Go through the material below, count the lines with the word "SAMPLE", and reply with the count alone.

++++++++

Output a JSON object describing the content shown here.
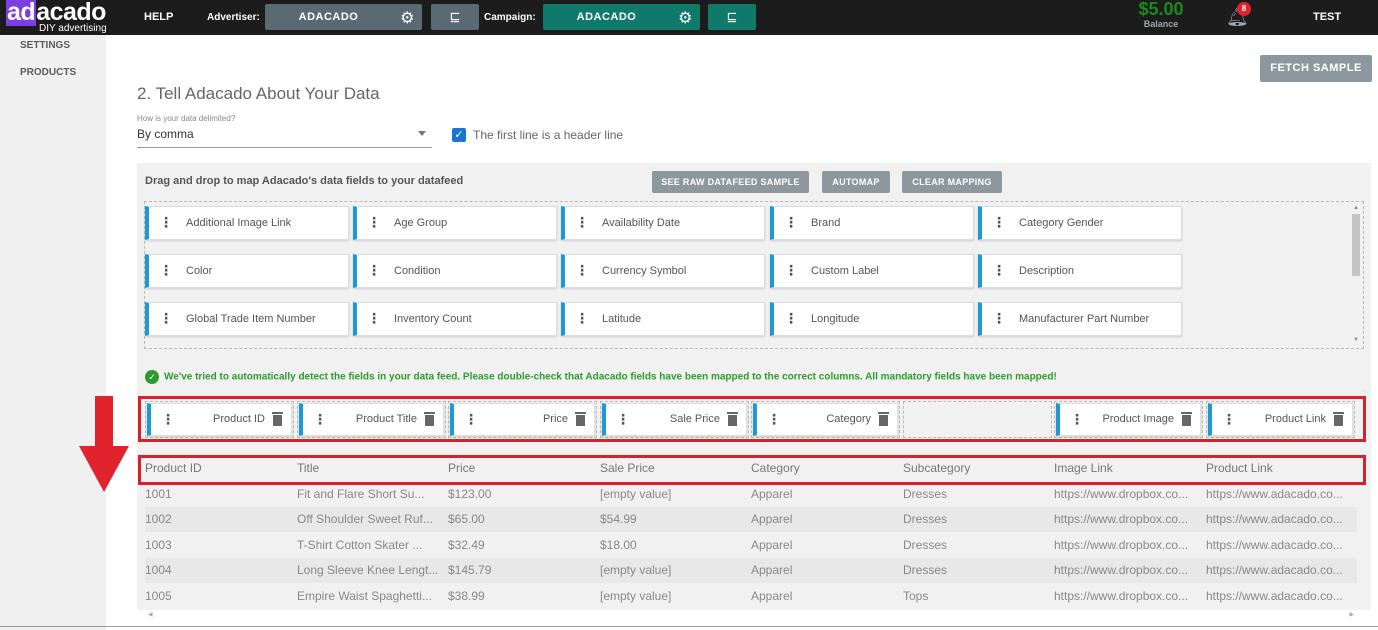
{
  "topbar": {
    "logo_ad": "ad",
    "logo_rest": "acado",
    "logo_sub": "DIY advertising",
    "help": "HELP",
    "advertiser_label": "Advertiser:",
    "advertiser_value": "ADACADO",
    "campaign_label": "Campaign:",
    "campaign_value": "ADACADO",
    "balance_amount": "$5.00",
    "balance_label": "Balance",
    "notification_count": "8",
    "user": "TEST"
  },
  "sidebar": {
    "items": [
      {
        "label": "SETTINGS"
      },
      {
        "label": "PRODUCTS"
      }
    ]
  },
  "main": {
    "fetch_sample": "FETCH SAMPLE",
    "title": "2. Tell Adacado About Your Data",
    "delimiter_label": "How is your data delimited?",
    "delimiter_value": "By comma",
    "header_line_label": "The first line is a header line",
    "drag_title": "Drag and drop to map Adacado's data fields to your datafeed",
    "buttons": {
      "raw_sample": "SEE RAW DATAFEED SAMPLE",
      "automap": "AUTOMAP",
      "clear_mapping": "CLEAR MAPPING"
    },
    "available_fields": [
      "Additional Image Link",
      "Age Group",
      "Availability Date",
      "Brand",
      "Category Gender",
      "Color",
      "Condition",
      "Currency Symbol",
      "Custom Label",
      "Description",
      "Global Trade Item Number",
      "Inventory Count",
      "Latitude",
      "Longitude",
      "Manufacturer Part Number"
    ],
    "notice": "We've tried to automatically detect the fields in your data feed. Please double-check that Adacado fields have been mapped to the correct columns. All mandatory fields have been mapped!",
    "mapped_fields": [
      "Product ID",
      "Product Title",
      "Price",
      "Sale Price",
      "Category",
      "",
      "Product Image",
      "Product Link"
    ],
    "table": {
      "headers": [
        "Product ID",
        "Title",
        "Price",
        "Sale Price",
        "Category",
        "Subcategory",
        "Image Link",
        "Product Link"
      ],
      "rows": [
        [
          "1001",
          "Fit and Flare Short Su...",
          "$123.00",
          "[empty value]",
          "Apparel",
          "Dresses",
          "https://www.dropbox.co...",
          "https://www.adacado.co..."
        ],
        [
          "1002",
          "Off Shoulder Sweet Ruf...",
          "$65.00",
          "$54.99",
          "Apparel",
          "Dresses",
          "https://www.dropbox.co...",
          "https://www.adacado.co..."
        ],
        [
          "1003",
          "T-Shirt Cotton Skater ...",
          "$32.49",
          "$18.00",
          "Apparel",
          "Dresses",
          "https://www.dropbox.co...",
          "https://www.adacado.co..."
        ],
        [
          "1004",
          "Long Sleeve Knee Lengt...",
          "$145.79",
          "[empty value]",
          "Apparel",
          "Dresses",
          "https://www.dropbox.co...",
          "https://www.adacado.co..."
        ],
        [
          "1005",
          "Empire Waist Spaghetti...",
          "$38.99",
          "[empty value]",
          "Apparel",
          "Tops",
          "https://www.dropbox.co...",
          "https://www.adacado.co..."
        ]
      ]
    }
  },
  "icons": {
    "gear": "gear-icon",
    "tree": "tree-icon",
    "bell": "bell-icon",
    "drag": "drag-handle-icon",
    "trash": "trash-icon",
    "check": "check-circle-icon",
    "arrow": "red-down-arrow"
  },
  "colors": {
    "topbar": "#1c1c1c",
    "logo_accent": "#7b3fe4",
    "advertiser": "#5a6a73",
    "campaign": "#107a6a",
    "balance": "#1a8a1a",
    "chip_accent": "#1b9ad6",
    "highlight": "#d3232e",
    "notice": "#2e9a2e"
  }
}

++++++++

# WRITTEN SOLUTION
2